Begin DATA SECTION

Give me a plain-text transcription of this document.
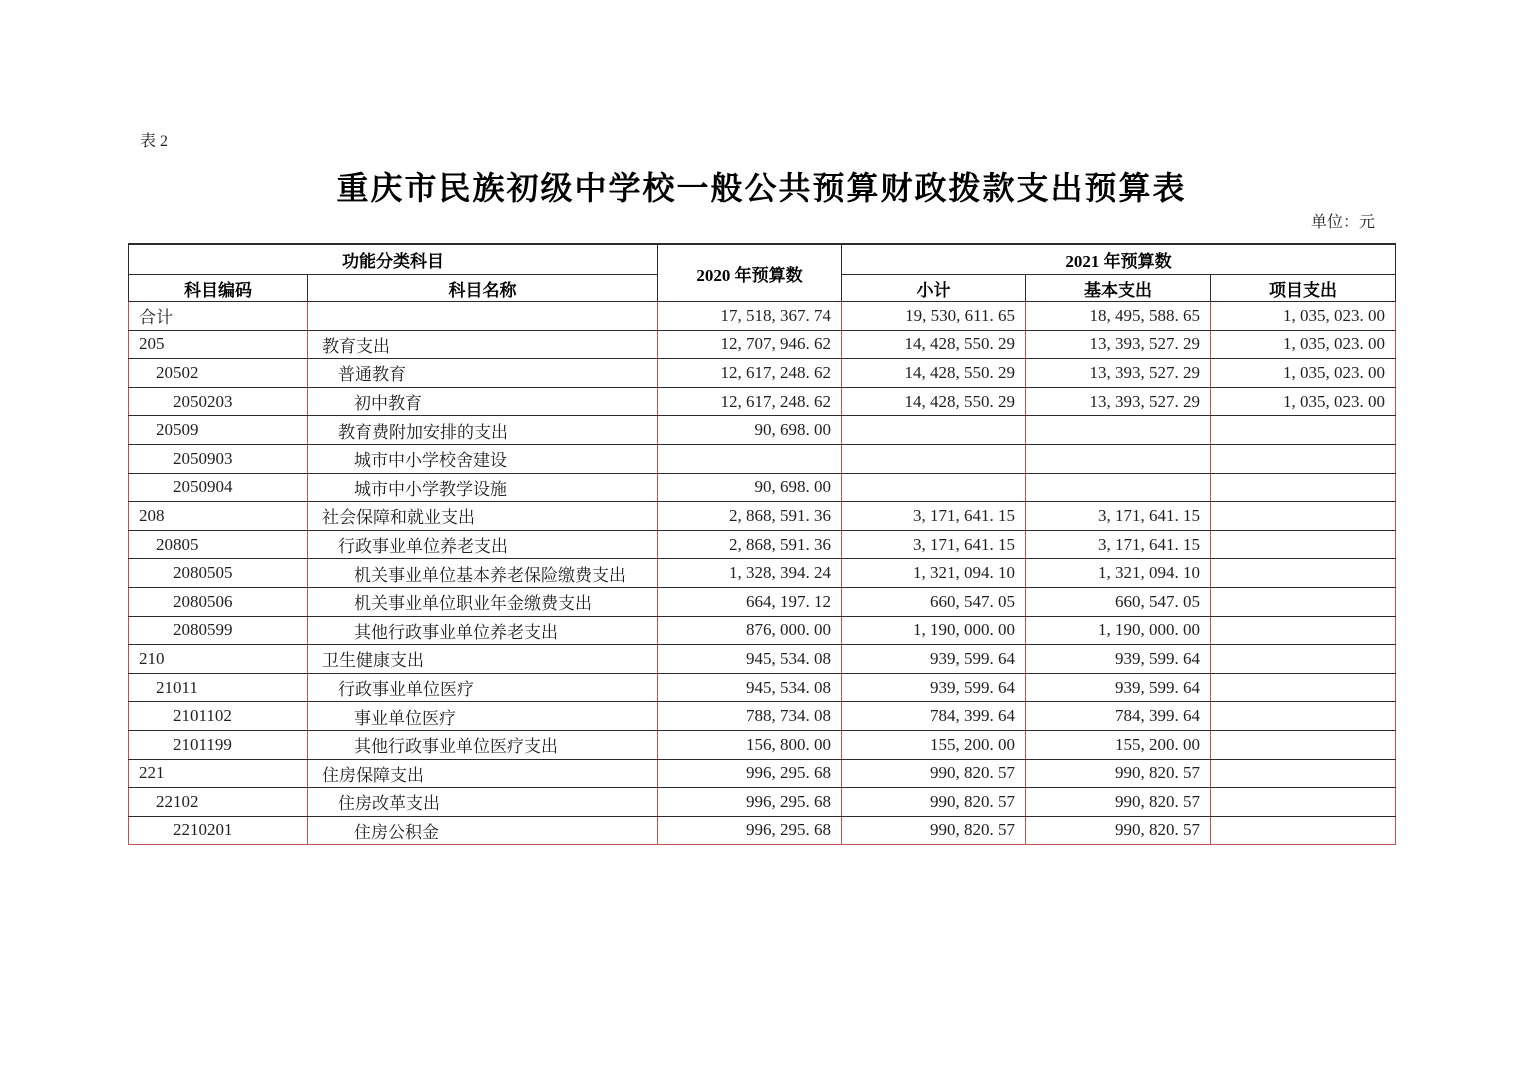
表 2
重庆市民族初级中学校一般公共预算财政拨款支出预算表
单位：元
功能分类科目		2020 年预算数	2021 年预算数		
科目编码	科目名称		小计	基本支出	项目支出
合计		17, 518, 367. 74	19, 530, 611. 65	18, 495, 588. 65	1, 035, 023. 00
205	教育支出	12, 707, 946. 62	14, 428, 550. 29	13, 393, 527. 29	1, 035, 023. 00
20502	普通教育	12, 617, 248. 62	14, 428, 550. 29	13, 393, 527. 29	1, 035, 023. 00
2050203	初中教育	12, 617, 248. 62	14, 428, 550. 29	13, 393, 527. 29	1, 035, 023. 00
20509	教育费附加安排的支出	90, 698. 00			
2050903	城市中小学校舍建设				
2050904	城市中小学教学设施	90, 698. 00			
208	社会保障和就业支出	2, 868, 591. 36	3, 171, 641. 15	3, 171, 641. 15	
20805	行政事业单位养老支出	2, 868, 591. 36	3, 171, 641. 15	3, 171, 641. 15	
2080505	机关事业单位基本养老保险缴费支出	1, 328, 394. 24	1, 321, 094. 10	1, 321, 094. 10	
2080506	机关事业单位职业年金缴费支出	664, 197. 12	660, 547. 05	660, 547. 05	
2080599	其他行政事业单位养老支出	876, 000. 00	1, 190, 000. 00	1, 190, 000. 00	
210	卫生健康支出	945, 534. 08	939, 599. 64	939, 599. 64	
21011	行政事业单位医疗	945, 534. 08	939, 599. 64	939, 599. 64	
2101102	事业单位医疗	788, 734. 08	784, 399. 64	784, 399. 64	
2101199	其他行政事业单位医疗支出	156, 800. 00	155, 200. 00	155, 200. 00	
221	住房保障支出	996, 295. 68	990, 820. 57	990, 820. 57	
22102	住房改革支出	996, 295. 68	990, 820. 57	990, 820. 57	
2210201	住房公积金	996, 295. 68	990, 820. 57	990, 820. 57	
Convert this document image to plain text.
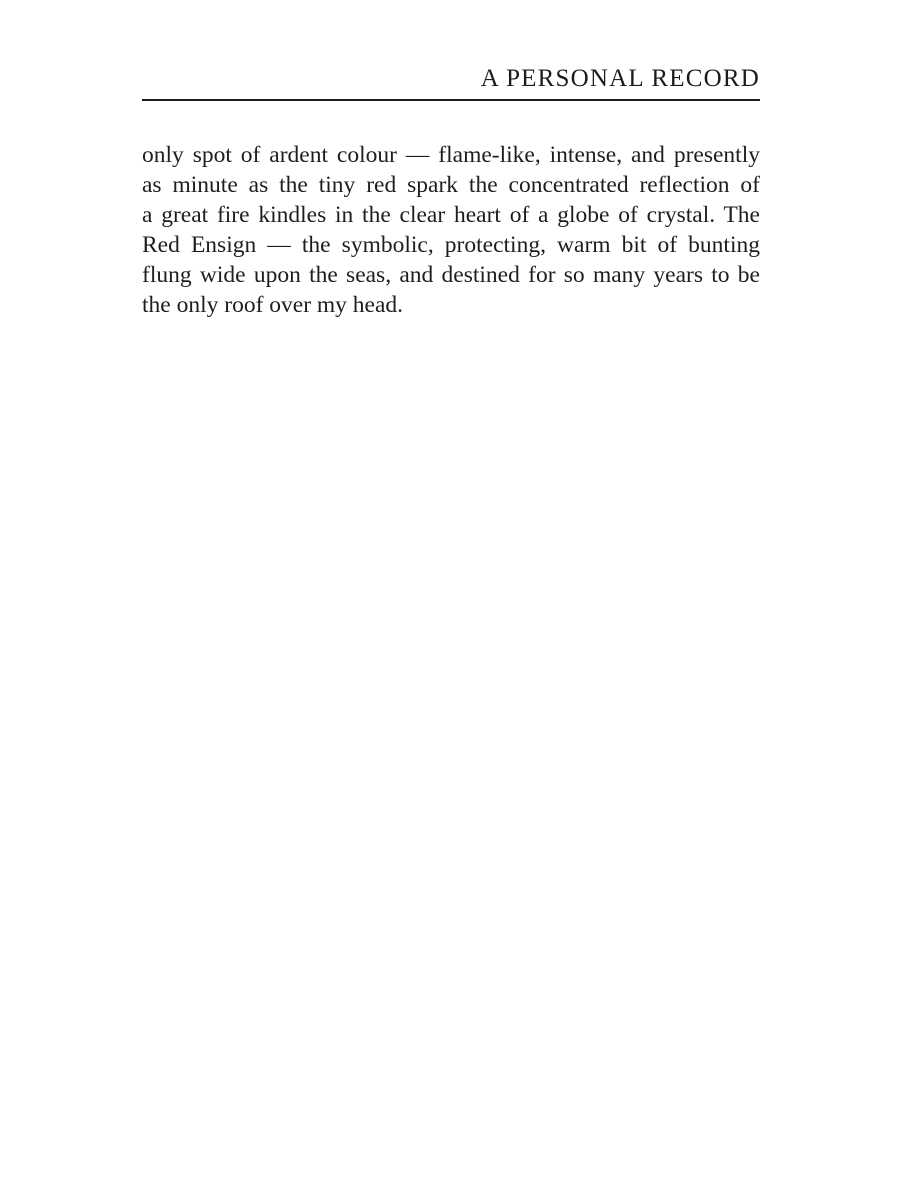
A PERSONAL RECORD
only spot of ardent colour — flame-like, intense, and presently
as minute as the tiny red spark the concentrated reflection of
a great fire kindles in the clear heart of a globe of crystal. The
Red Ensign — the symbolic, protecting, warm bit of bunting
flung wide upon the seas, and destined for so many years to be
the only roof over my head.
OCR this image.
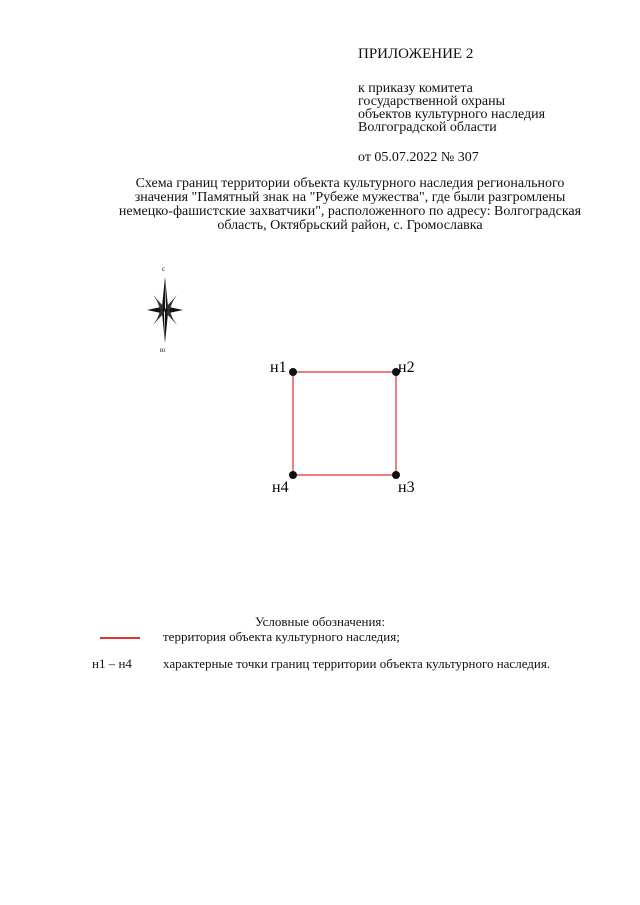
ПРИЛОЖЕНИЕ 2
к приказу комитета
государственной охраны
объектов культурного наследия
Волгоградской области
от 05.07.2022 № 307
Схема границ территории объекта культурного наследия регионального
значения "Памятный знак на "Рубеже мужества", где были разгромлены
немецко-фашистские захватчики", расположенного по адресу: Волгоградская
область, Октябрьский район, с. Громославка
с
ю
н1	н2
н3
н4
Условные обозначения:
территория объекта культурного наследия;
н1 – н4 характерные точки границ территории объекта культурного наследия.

End DATA SECTION

Find every line with "document" in the listing and state how many there are, nothing else.

2